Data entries
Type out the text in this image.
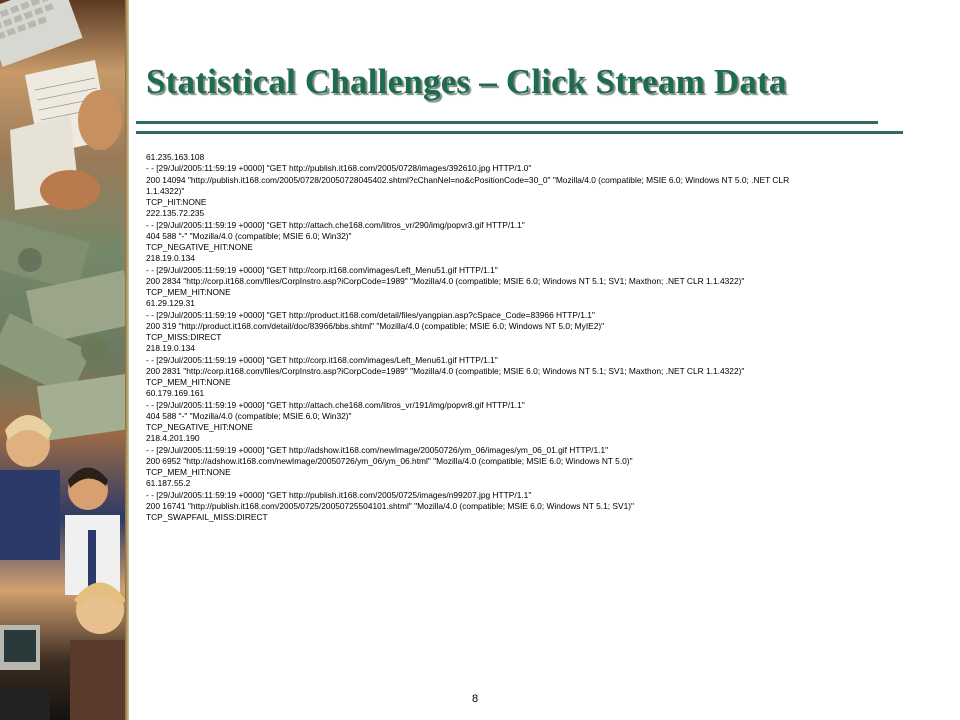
Statistical Challenges – Click Stream Data
61.235.163.108
- - [29/Jul/2005:11:59:19 +0000] "GET http://publish.it168.com/2005/0728/images/392610.jpg HTTP/1.0"
200 14094 "http://publish.it168.com/2005/0728/20050728045402.shtml?cChanNel=no&cPositionCode=30_0" "Mozilla/4.0 (compatible; MSIE 6.0; Windows NT 5.0; .NET CLR
1.1.4322)"
TCP_HIT:NONE
222.135.72.235
- - [29/Jul/2005:11:59:19 +0000] "GET http://attach.che168.com/litros_vr/290/img/popvr3.gif HTTP/1.1"
404 588 "-" "Mozilla/4.0 (compatible; MSIE 6.0; Win32)"
TCP_NEGATIVE_HIT:NONE
218.19.0.134
- - [29/Jul/2005:11:59:19 +0000] "GET http://corp.it168.com/images/Left_Menu51.gif HTTP/1.1"
200 2834 "http://corp.it168.com/files/CorpInstro.asp?iCorpCode=1989" "Mozilla/4.0 (compatible; MSIE 6.0; Windows NT 5.1; SV1; Maxthon; .NET CLR 1.1.4322)"
TCP_MEM_HIT:NONE
61.29.129.31
- - [29/Jul/2005:11:59:19 +0000] "GET http://product.it168.com/detail/files/yangpian.asp?cSpace_Code=83966 HTTP/1.1"
200 319 "http://product.it168.com/detail/doc/83966/bbs.shtml" "Mozilla/4.0 (compatible; MSIE 6.0; Windows NT 5.0; MyIE2)"
TCP_MISS:DIRECT
218.19.0.134
- - [29/Jul/2005:11:59:19 +0000] "GET http://corp.it168.com/images/Left_Menu61.gif HTTP/1.1"
200 2831 "http://corp.it168.com/files/CorpInstro.asp?iCorpCode=1989" "Mozilla/4.0 (compatible; MSIE 6.0; Windows NT 5.1; SV1; Maxthon; .NET CLR 1.1.4322)"
TCP_MEM_HIT:NONE
60.179.169.161
- - [29/Jul/2005:11:59:19 +0000] "GET http://attach.che168.com/litros_vr/191/img/popvr8.gif HTTP/1.1"
404 588 "-" "Mozilla/4.0 (compatible; MSIE 6.0; Win32)"
TCP_NEGATIVE_HIT:NONE
218.4.201.190
- - [29/Jul/2005:11:59:19 +0000] "GET http://adshow.it168.com/newImage/20050726/ym_06/images/ym_06_01.gif HTTP/1.1"
200 6952 "http://adshow.it168.com/newImage/20050726/ym_06/ym_06.html" "Mozilla/4.0 (compatible; MSIE 6.0; Windows NT 5.0)"
TCP_MEM_HIT:NONE
61.187.55.2
- - [29/Jul/2005:11:59:19 +0000] "GET http://publish.it168.com/2005/0725/images/n99207.jpg HTTP/1.1"
200 16741 "http://publish.it168.com/2005/0725/20050725504101.shtml" "Mozilla/4.0 (compatible; MSIE 6.0; Windows NT 5.1; SV1)"
TCP_SWAPFAIL_MISS:DIRECT
8
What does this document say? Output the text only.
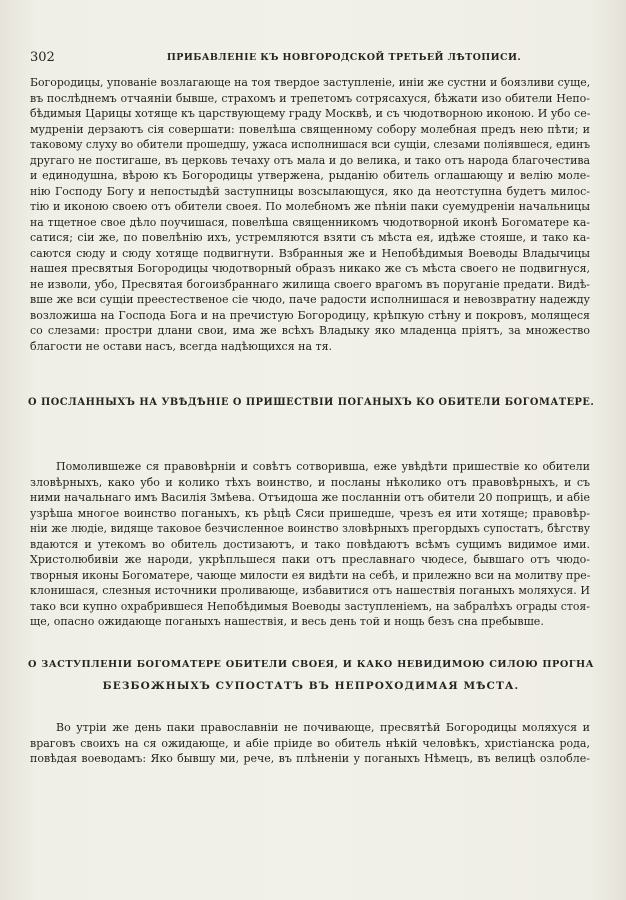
302	ПРИБАВЛЕНІЕ КЪ НОВГОРОДСКОЙ ТРЕТЬЕЙ ЛѢТОПИСИ.
Богородицы, упованіе возлагающе на тоя твердое заступленіе, иніи же сустни и боязливи суще,
въ послѣднемъ отчаяніи бывше, страхомъ и трепетомъ сотрясахуся, бѣжати изо обители Непо-
бѣдимыя Царицы хотяще къ царствующему граду Москвѣ, и съ чюдотворною иконою. И убо се-
мудреніи дерзаютъ сія совершати: повелѣша священному собору молебная предъ нею пѣти; и
таковому слуху во обители прошедшу, ужаса исполнишася вси сущіи, слезами поліявшеся, единъ
другаго не постигаше, въ церковь течаху отъ мала и до велика, и тако отъ народа благочестива
и единодушна, вѣрою къ Богородицы утвержена, рыданію обитель оглашающу и велію моле-
нію Господу Богу и непостыдѣй заступницы возсылающуся, яко да неотступна будетъ милос-
тію и иконою своею отъ обители своея. По молебномъ же пѣніи паки суемудреніи начальницы
на тщетное свое дѣло поучишася, повелѣша священникомъ чюдотворной иконѣ Богоматере ка-
сатися; сіи же, по повелѣнію ихъ, устремляются взяти съ мѣста ея, идѣже стояше, и тако ка-
саются сюду и сюду хотяще подвигнути. Взбранныя же и Непобѣдимыя Воеводы Владычицы
нашея пресвятыя Богородицы чюдотворный образъ никако же съ мѣста своего не подвигнуся,
не изволи, убо, Пресвятая богоизбраннаго жилища своего врагомъ въ поруганіе предати. Видѣ-
вше же вси сущіи преестественое сіе чюдо, паче радости исполнишася и невозвратну надежду
возложиша на Господа Бога и на пречистую Богородицу, крѣпкую стѣну и покровъ, молящеся
со слезами: простри длани свои, има же всѣхъ Владыку яко младенца пріятъ, за множество
благости не остави насъ, всегда надѣющихся на тя.
О ПОСЛАННЫХЪ НА УВѢДѢНІЕ О ПРИШЕСТВІИ ПОГАНЫХЪ КО ОБИТЕЛИ БОГОМАТЕРЕ.
Помолившеже ся правовѣрніи и совѣтъ сотворивша, еже увѣдѣти пришествіе ко обители
зловѣрныхъ, како убо и колико тѣхъ воинство, и посланы нѣколико отъ правовѣрныхъ, и съ
ними начальнаго имъ Василія Змѣева. Отъидоша же посланніи отъ обители 20 поприщъ, и абіе
узрѣша многое воинство поганыхъ, къ рѣцѣ Сяси пришедше, чрезъ ея ити хотяще; правовѣр-
ніи же людіе, видяще таковое безчисленное воинство зловѣрныхъ прегордыхъ супостатъ, бѣгству
вдаются и утекомъ во обитель достизаютъ, и тако повѣдаютъ всѣмъ сущимъ видимое ими.
Христолюбивіи же народи, укрѣпльшеся паки отъ преславнаго чюдесе, бывшаго отъ чюдо-
творныя иконы Богоматере, чающе милости ея видѣти на себѣ, и прилежно вси на молитву пре-
клонишася, слезныя источники проливающе, избавитися отъ нашествія поганыхъ моляхуся. И
тако вси купно охрабрившеся Непобѣдимыя Воеводы заступленіемъ, на забралѣхъ ограды стоя-
ще, опасно ожидающе поганыхъ нашествія, и весь день той и нощь безъ сна пребывше.
О ЗАСТУПЛЕНІИ БОГОМАТЕРЕ ОБИТЕЛИ СВОЕЯ, И КАКО НЕВИДИМОЮ СИЛОЮ ПРОГНА
БЕЗБОЖНЫХЪ СУПОСТАТЪ ВЪ НЕПРОХОДИМАЯ МѢСТА.
Во утріи же день паки православніи не почивающе, пресвятѣй Богородицы моляхуся и
враговъ своихъ на ся ожидающе, и абіе пріиде во обитель нѣкій человѣкъ, христіанска рода,
повѣдая воеводамъ: Яко бывшу ми, рече, въ плѣненіи у поганыхъ Нѣмецъ, въ велицѣ озлобле-
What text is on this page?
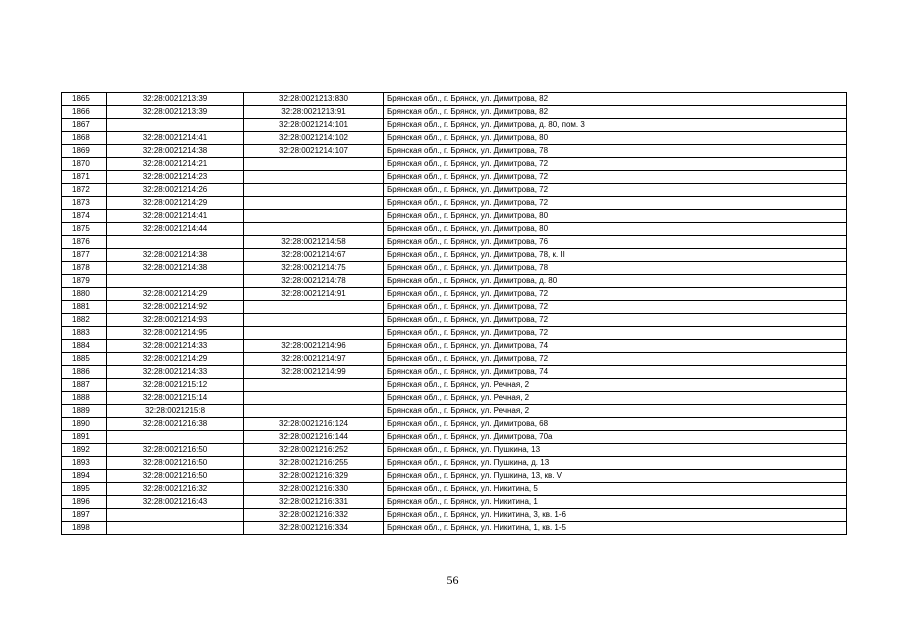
1865	32:28:0021213:39	32:28:0021213:830	Брянская обл., г. Брянск, ул. Димитрова, 82
1866	32:28:0021213:39	32:28:0021213:91	Брянская обл., г. Брянск, ул. Димитрова, 82
1867		32:28:0021214:101	Брянская обл., г. Брянск, ул. Димитрова, д. 80, пом. 3
1868	32:28:0021214:41	32:28:0021214:102	Брянская обл., г. Брянск, ул. Димитрова, 80
1869	32:28:0021214:38	32:28:0021214:107	Брянская обл., г. Брянск, ул. Димитрова, 78
1870	32:28:0021214:21		Брянская обл., г. Брянск, ул. Димитрова, 72
1871	32:28:0021214:23		Брянская обл., г. Брянск, ул. Димитрова, 72
1872	32:28:0021214:26		Брянская обл., г. Брянск, ул. Димитрова, 72
1873	32:28:0021214:29		Брянская обл., г. Брянск, ул. Димитрова, 72
1874	32:28:0021214:41		Брянская обл., г. Брянск, ул. Димитрова, 80
1875	32:28:0021214:44		Брянская обл., г. Брянск, ул. Димитрова, 80
1876		32:28:0021214:58	Брянская обл., г. Брянск, ул. Димитрова, 76
1877	32:28:0021214:38	32:28:0021214:67	Брянская обл., г. Брянск, ул. Димитрова, 78, к. II
1878	32:28:0021214:38	32:28:0021214:75	Брянская обл., г. Брянск, ул. Димитрова, 78
1879		32:28:0021214:78	Брянская обл., г. Брянск, ул. Димитрова, д. 80
1880	32:28:0021214:29	32:28:0021214:91	Брянская обл., г. Брянск, ул. Димитрова, 72
1881	32:28:0021214:92		Брянская обл., г. Брянск, ул. Димитрова, 72
1882	32:28:0021214:93		Брянская обл., г. Брянск, ул. Димитрова, 72
1883	32:28:0021214:95		Брянская обл., г. Брянск, ул. Димитрова, 72
1884	32:28:0021214:33	32:28:0021214:96	Брянская обл., г. Брянск, ул. Димитрова, 74
1885	32:28:0021214:29	32:28:0021214:97	Брянская обл., г. Брянск, ул. Димитрова, 72
1886	32:28:0021214:33	32:28:0021214:99	Брянская обл., г. Брянск, ул. Димитрова, 74
1887	32:28:0021215:12		Брянская обл., г. Брянск, ул. Речная, 2
1888	32:28:0021215:14		Брянская обл., г. Брянск, ул. Речная, 2
1889	32:28:0021215:8		Брянская обл., г. Брянск, ул. Речная, 2
1890	32:28:0021216:38	32:28:0021216:124	Брянская обл., г. Брянск, ул. Димитрова, 68
1891		32:28:0021216:144	Брянская обл., г. Брянск, ул. Димитрова, 70а
1892	32:28:0021216:50	32:28:0021216:252	Брянская обл., г. Брянск, ул. Пушкина, 13
1893	32:28:0021216:50	32:28:0021216:255	Брянская обл., г. Брянск, ул. Пушкина, д. 13
1894	32:28:0021216:50	32:28:0021216:329	Брянская обл., г. Брянск, ул. Пушкина, 13, кв. V
1895	32:28:0021216:32	32:28:0021216:330	Брянская обл., г. Брянск, ул. Никитина, 5
1896	32:28:0021216:43	32:28:0021216:331	Брянская обл., г. Брянск, ул. Никитина, 1
1897		32:28:0021216:332	Брянская обл., г. Брянск, ул. Никитина, 3, кв. 1-6
1898		32:28:0021216:334	Брянская обл., г. Брянск, ул. Никитина, 1, кв. 1-5
56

> [Work instructions]: From the data above, copy each line where the string "Maxthon" appears.

> [Written response]:
200 2834 "http://corp.it168.com/files/CorpInstro.asp?iCorpCode=1989" "Mozilla/4.0 (compatible; MSIE 6.0; Windows NT 5.1; SV1; Maxthon; .NET CLR 1.1.4322)"
200 2831 "http://corp.it168.com/files/CorpInstro.asp?iCorpCode=1989" "Mozilla/4.0 (compatible; MSIE 6.0; Windows NT 5.1; SV1; Maxthon; .NET CLR 1.1.4322)"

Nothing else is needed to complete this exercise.